─── Dataset extract ───

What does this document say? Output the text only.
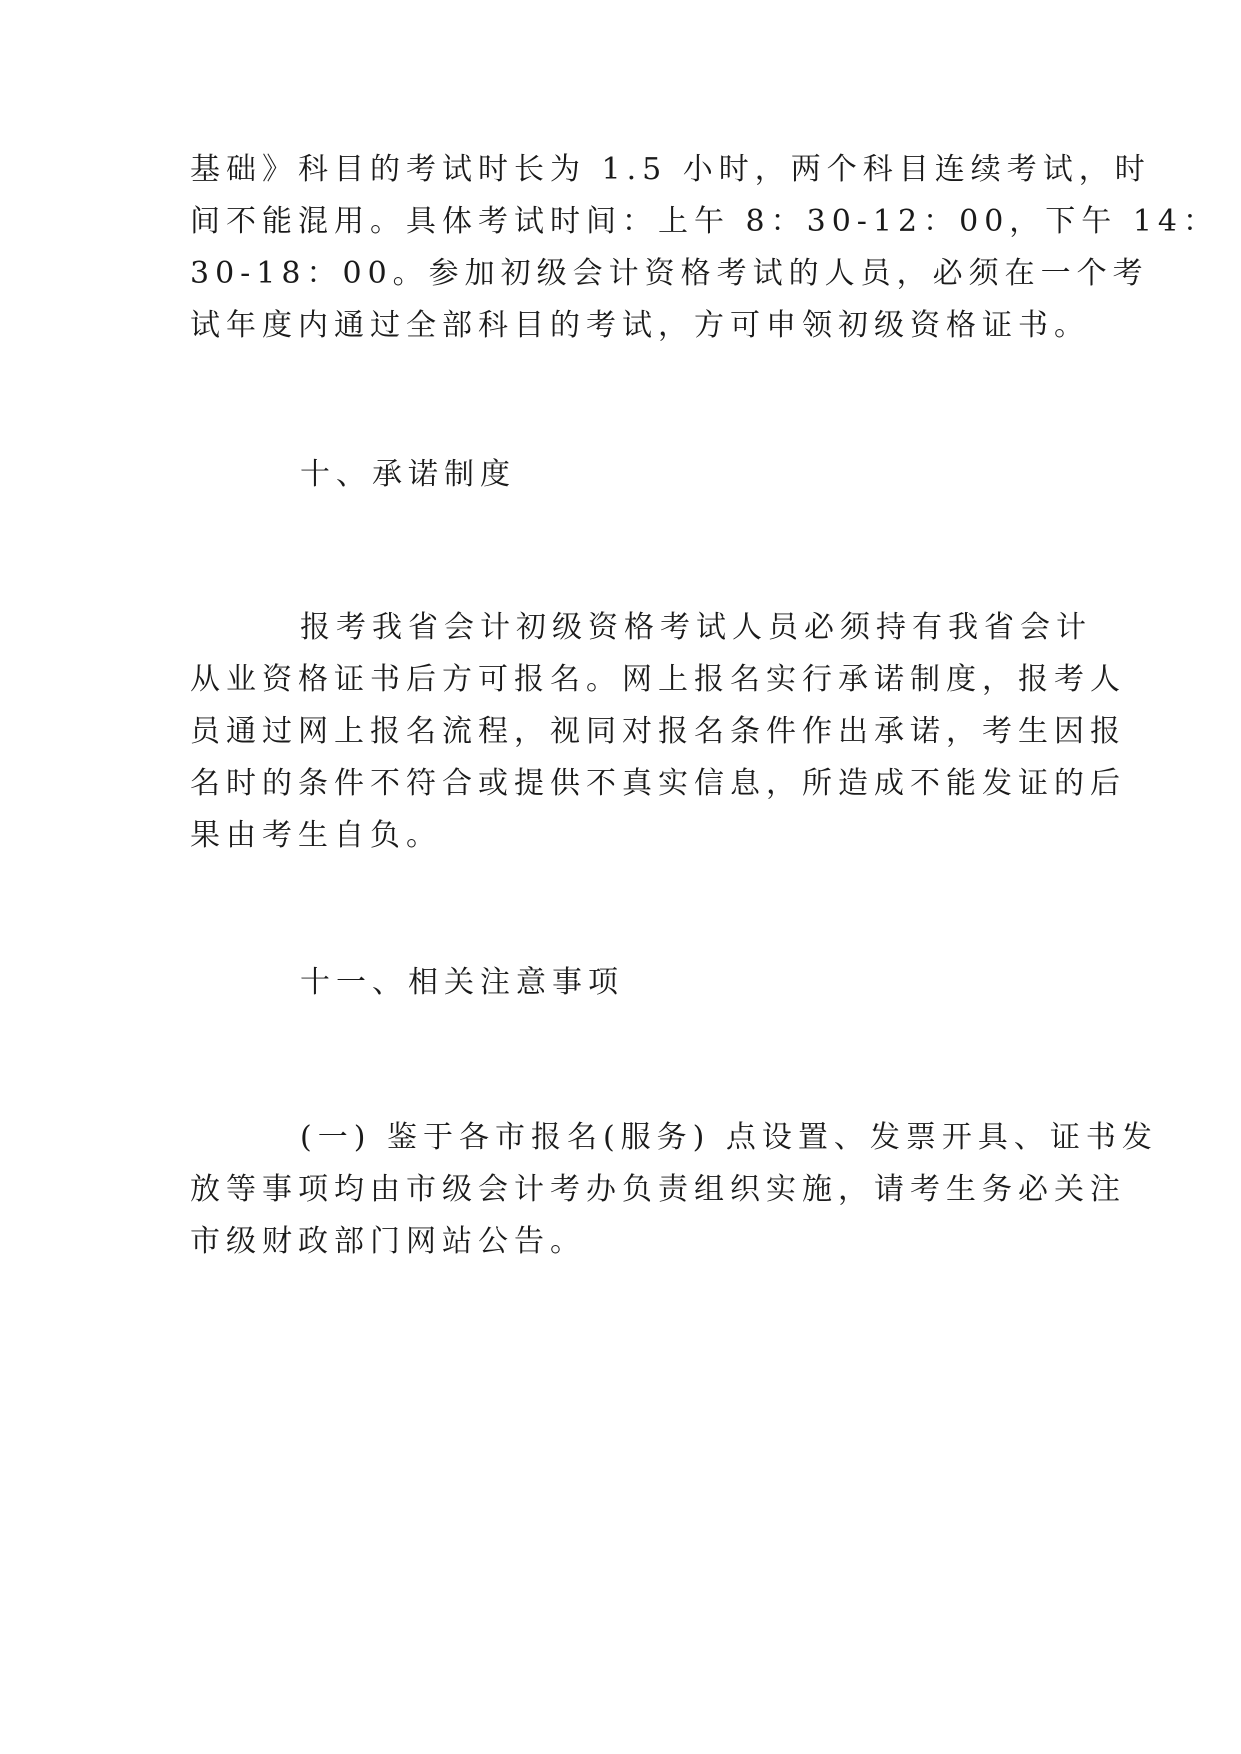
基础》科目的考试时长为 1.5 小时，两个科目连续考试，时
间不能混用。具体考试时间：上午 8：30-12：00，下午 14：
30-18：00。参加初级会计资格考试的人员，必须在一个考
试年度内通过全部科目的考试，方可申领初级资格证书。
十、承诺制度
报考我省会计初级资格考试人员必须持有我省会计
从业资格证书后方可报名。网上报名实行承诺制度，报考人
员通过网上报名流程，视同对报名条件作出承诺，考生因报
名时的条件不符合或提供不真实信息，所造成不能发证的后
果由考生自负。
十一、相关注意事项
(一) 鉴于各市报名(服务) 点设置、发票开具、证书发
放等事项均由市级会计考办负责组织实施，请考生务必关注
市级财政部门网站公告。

───

• _Exercise description_
Repeat the material above verbatim, with no pictures in the output.

• _Solution below_
What does this document say? Output the text only.
基础》科目的考试时长为 1.5 小时，两个科目连续考试，时
间不能混用。具体考试时间：上午 8：30-12：00，下午 14：
30-18：00。参加初级会计资格考试的人员，必须在一个考
试年度内通过全部科目的考试，方可申领初级资格证书。
十、承诺制度
报考我省会计初级资格考试人员必须持有我省会计
从业资格证书后方可报名。网上报名实行承诺制度，报考人
员通过网上报名流程，视同对报名条件作出承诺，考生因报
名时的条件不符合或提供不真实信息，所造成不能发证的后
果由考生自负。
十一、相关注意事项
(一) 鉴于各市报名(服务) 点设置、发票开具、证书发
放等事项均由市级会计考办负责组织实施，请考生务必关注
市级财政部门网站公告。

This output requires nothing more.